-- Extracted entries --

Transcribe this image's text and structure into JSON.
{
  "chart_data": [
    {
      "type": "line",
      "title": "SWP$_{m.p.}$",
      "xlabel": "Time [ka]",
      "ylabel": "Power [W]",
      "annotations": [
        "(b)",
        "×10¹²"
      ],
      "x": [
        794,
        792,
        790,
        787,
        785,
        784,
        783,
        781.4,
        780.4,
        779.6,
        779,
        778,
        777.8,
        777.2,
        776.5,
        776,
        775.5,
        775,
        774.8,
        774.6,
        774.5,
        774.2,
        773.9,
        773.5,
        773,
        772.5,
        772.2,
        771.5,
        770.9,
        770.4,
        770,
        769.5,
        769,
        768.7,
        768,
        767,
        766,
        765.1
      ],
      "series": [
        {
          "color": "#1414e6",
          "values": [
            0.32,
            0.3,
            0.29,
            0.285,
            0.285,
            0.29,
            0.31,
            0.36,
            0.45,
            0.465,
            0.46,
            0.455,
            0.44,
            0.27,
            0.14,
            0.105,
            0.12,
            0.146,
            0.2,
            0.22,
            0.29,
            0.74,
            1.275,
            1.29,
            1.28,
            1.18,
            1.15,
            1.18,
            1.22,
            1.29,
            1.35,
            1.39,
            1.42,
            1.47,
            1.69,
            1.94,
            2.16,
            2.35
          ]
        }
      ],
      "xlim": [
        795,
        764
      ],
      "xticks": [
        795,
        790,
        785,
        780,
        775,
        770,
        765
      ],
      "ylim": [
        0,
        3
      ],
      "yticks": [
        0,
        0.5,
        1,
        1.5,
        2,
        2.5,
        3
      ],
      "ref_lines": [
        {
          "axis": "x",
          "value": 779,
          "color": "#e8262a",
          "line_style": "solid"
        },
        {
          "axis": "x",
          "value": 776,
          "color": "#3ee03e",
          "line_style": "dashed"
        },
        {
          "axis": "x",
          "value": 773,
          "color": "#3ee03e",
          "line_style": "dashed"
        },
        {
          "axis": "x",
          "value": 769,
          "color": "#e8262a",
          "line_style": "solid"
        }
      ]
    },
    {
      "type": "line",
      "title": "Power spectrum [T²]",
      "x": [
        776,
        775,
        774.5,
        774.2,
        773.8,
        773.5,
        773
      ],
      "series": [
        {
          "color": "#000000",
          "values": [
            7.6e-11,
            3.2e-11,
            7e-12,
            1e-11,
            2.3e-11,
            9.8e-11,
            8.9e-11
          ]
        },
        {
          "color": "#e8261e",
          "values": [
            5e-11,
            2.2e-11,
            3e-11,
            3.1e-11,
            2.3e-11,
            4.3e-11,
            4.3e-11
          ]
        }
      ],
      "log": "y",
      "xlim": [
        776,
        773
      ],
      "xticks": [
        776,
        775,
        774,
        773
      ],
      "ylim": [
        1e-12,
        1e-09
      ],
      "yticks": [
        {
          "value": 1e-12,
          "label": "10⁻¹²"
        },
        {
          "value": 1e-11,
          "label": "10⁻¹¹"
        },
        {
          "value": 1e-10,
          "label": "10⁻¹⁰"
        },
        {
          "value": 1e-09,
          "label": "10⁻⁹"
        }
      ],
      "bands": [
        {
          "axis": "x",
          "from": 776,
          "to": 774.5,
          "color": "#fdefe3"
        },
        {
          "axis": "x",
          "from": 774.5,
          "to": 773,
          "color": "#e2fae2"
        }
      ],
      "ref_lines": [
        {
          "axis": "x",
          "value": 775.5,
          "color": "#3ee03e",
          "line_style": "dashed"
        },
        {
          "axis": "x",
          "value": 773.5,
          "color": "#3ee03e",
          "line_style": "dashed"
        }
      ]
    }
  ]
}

* * *

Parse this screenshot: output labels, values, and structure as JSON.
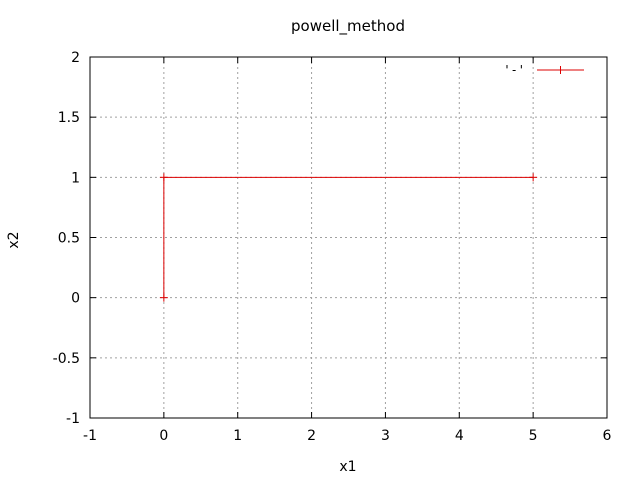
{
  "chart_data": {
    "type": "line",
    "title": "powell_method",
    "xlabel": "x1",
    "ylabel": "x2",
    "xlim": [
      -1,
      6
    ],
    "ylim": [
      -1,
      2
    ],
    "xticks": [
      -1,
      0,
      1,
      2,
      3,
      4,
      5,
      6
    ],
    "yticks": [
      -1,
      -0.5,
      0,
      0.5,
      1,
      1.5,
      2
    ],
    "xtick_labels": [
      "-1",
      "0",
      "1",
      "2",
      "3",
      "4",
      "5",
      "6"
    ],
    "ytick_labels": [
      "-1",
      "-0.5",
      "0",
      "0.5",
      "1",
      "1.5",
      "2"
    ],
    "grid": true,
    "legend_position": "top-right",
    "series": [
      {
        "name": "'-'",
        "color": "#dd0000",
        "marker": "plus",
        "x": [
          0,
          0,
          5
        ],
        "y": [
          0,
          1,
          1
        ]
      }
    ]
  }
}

---

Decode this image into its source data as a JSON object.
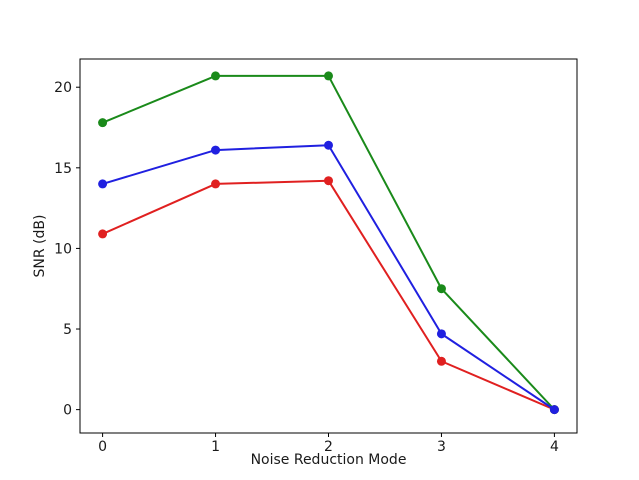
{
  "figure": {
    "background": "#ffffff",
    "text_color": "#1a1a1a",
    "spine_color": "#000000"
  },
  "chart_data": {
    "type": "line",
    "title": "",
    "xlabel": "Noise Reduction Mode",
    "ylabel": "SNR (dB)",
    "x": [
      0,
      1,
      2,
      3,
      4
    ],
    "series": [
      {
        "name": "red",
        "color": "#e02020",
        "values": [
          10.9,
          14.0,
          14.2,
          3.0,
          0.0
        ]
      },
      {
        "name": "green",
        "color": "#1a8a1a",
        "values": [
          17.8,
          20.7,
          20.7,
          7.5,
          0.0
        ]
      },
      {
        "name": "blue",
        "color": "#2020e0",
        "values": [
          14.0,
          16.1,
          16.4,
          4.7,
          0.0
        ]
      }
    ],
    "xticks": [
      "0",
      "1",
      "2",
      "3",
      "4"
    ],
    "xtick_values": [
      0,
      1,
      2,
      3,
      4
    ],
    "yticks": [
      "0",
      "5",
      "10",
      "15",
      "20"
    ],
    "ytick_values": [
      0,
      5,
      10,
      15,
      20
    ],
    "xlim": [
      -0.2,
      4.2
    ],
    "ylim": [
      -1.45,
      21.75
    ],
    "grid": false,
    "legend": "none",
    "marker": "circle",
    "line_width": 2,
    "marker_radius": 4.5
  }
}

-- Prompt --
Find and copy each line above that includes the string "image".

-- Complete output --
Transcribe this image's text and structure into JSON.
Decode this image into its source data as a JSON object.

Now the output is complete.